• [What to do]: Every line that contains the word "JSON" should be copied.

• [Task input]:
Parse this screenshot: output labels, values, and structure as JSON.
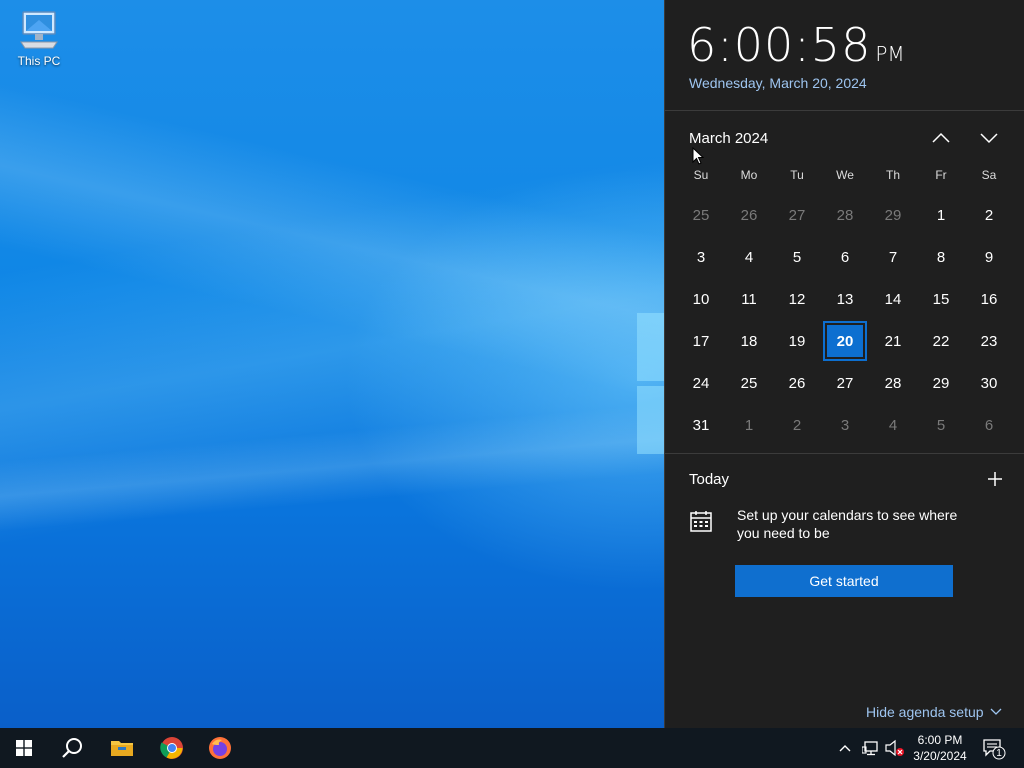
{
  "desktop": {
    "icons": [
      {
        "label": "This PC",
        "icon": "computer-icon"
      }
    ]
  },
  "flyout": {
    "time": "6:00:58",
    "ampm": "PM",
    "date": "Wednesday, March 20, 2024",
    "month_label": "March 2024",
    "weekdays": [
      "Su",
      "Mo",
      "Tu",
      "We",
      "Th",
      "Fr",
      "Sa"
    ],
    "days": [
      {
        "d": "25",
        "other": true
      },
      {
        "d": "26",
        "other": true
      },
      {
        "d": "27",
        "other": true
      },
      {
        "d": "28",
        "other": true
      },
      {
        "d": "29",
        "other": true
      },
      {
        "d": "1"
      },
      {
        "d": "2"
      },
      {
        "d": "3"
      },
      {
        "d": "4"
      },
      {
        "d": "5"
      },
      {
        "d": "6"
      },
      {
        "d": "7"
      },
      {
        "d": "8"
      },
      {
        "d": "9"
      },
      {
        "d": "10"
      },
      {
        "d": "11"
      },
      {
        "d": "12"
      },
      {
        "d": "13"
      },
      {
        "d": "14"
      },
      {
        "d": "15"
      },
      {
        "d": "16"
      },
      {
        "d": "17"
      },
      {
        "d": "18"
      },
      {
        "d": "19"
      },
      {
        "d": "20",
        "today": true
      },
      {
        "d": "21"
      },
      {
        "d": "22"
      },
      {
        "d": "23"
      },
      {
        "d": "24"
      },
      {
        "d": "25"
      },
      {
        "d": "26"
      },
      {
        "d": "27"
      },
      {
        "d": "28"
      },
      {
        "d": "29"
      },
      {
        "d": "30"
      },
      {
        "d": "31"
      },
      {
        "d": "1",
        "other": true
      },
      {
        "d": "2",
        "other": true
      },
      {
        "d": "3",
        "other": true
      },
      {
        "d": "4",
        "other": true
      },
      {
        "d": "5",
        "other": true
      },
      {
        "d": "6",
        "other": true
      }
    ],
    "today_label": "Today",
    "setup_text": "Set up your calendars to see where you need to be",
    "get_started": "Get started",
    "hide_agenda": "Hide agenda setup"
  },
  "taskbar": {
    "apps": [
      "start-icon",
      "search-icon",
      "file-explorer-icon",
      "chrome-icon",
      "firefox-icon"
    ],
    "clock_time": "6:00 PM",
    "clock_date": "3/20/2024",
    "notification_count": "1"
  },
  "colors": {
    "accent": "#0f6fcf",
    "flyout_bg": "#1f1f1f",
    "taskbar_bg": "#101820"
  }
}
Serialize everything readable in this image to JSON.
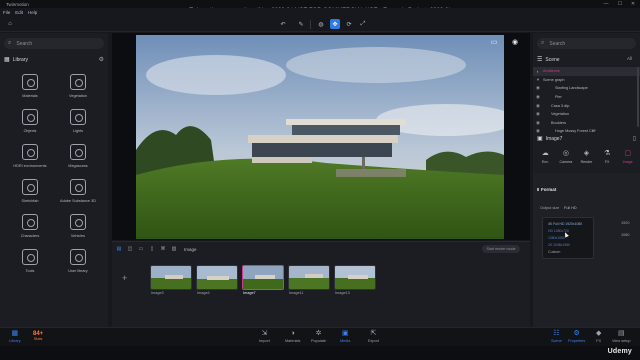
{
  "window": {
    "app_name": "Twinmotion",
    "title": "Twinmotion community edition 2023.2 | NOT FOR COMMERCIAL USE - Example Project_2023.2*",
    "minimize": "—",
    "maximize": "☐",
    "close": "✕"
  },
  "menu": [
    "File",
    "Edit",
    "Help"
  ],
  "library": {
    "search_placeholder": "Search",
    "title": "Library",
    "items": [
      {
        "label": "Materials"
      },
      {
        "label": "Vegetation"
      },
      {
        "label": "Objects"
      },
      {
        "label": "Lights"
      },
      {
        "label": "HDRI environments"
      },
      {
        "label": "Megascans"
      },
      {
        "label": "Sketchfab"
      },
      {
        "label": "Adobe Substance 3D"
      },
      {
        "label": "Characters"
      },
      {
        "label": "Vehicles"
      },
      {
        "label": "Tools"
      },
      {
        "label": "User library"
      }
    ]
  },
  "timeline": {
    "label": "Image",
    "render_button": "Start render mode",
    "thumbnails": [
      {
        "name": "Image3"
      },
      {
        "name": "Image4"
      },
      {
        "name": "Image7"
      },
      {
        "name": "Image11"
      },
      {
        "name": "Image13"
      }
    ],
    "active_index": 2
  },
  "bottom_bar": {
    "left": [
      {
        "label": "Library",
        "icon": "library-icon"
      }
    ],
    "stats_number": "84+",
    "stats_label": "Stats",
    "center": [
      {
        "label": "Import",
        "icon": "import-icon"
      },
      {
        "label": "Materials",
        "icon": "materials-icon"
      },
      {
        "label": "Populate",
        "icon": "populate-icon"
      },
      {
        "label": "Media",
        "icon": "media-icon"
      },
      {
        "label": "Export",
        "icon": "export-icon"
      }
    ],
    "right": [
      {
        "label": "Scene",
        "icon": "scene-icon"
      },
      {
        "label": "Properties",
        "icon": "properties-icon"
      },
      {
        "label": "FX",
        "icon": "fx-icon"
      },
      {
        "label": "View setup",
        "icon": "view-setup-icon"
      }
    ],
    "active_center": "Media",
    "active_right": [
      "Scene",
      "Properties"
    ]
  },
  "scene_panel": {
    "search_placeholder": "Search",
    "title": "Scene",
    "filter": "All",
    "tree": [
      {
        "label": "Ambience",
        "highlight": true
      },
      {
        "label": "Scene graph"
      },
      {
        "label": "Starting Landscape"
      },
      {
        "label": "Pier"
      },
      {
        "label": "Casa 3.dtp"
      },
      {
        "label": "Vegetation"
      },
      {
        "label": "Boulders"
      },
      {
        "label": "Huge Mossy Forest Cliff"
      }
    ]
  },
  "properties": {
    "title": "Image7",
    "tabs": [
      {
        "label": "Env."
      },
      {
        "label": "Camera"
      },
      {
        "label": "Render"
      },
      {
        "label": "FX"
      },
      {
        "label": "Image"
      }
    ],
    "active_tab": "Image",
    "format_title": "Format",
    "output_label": "Output size",
    "output_value": "Full HD",
    "dropdown_options": [
      "4K Full HD 1920x1080",
      "HD 1280x720",
      "1080x1080",
      "2K 2048x1080"
    ],
    "selected_option": "4K Full HD 1920x1080",
    "custom_label": "Custom",
    "value_a": "1920",
    "value_b": "1080"
  },
  "watermark": "Udemy",
  "colors": {
    "accent_blue": "#2e7be6",
    "accent_pink": "#d23a8a",
    "stats_orange": "#ff7a3d"
  }
}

• [Answer to this exercise]:
Parse this screenshot: output labels, values, and structure as JSON.
Serialize everything readable in this image to JSON.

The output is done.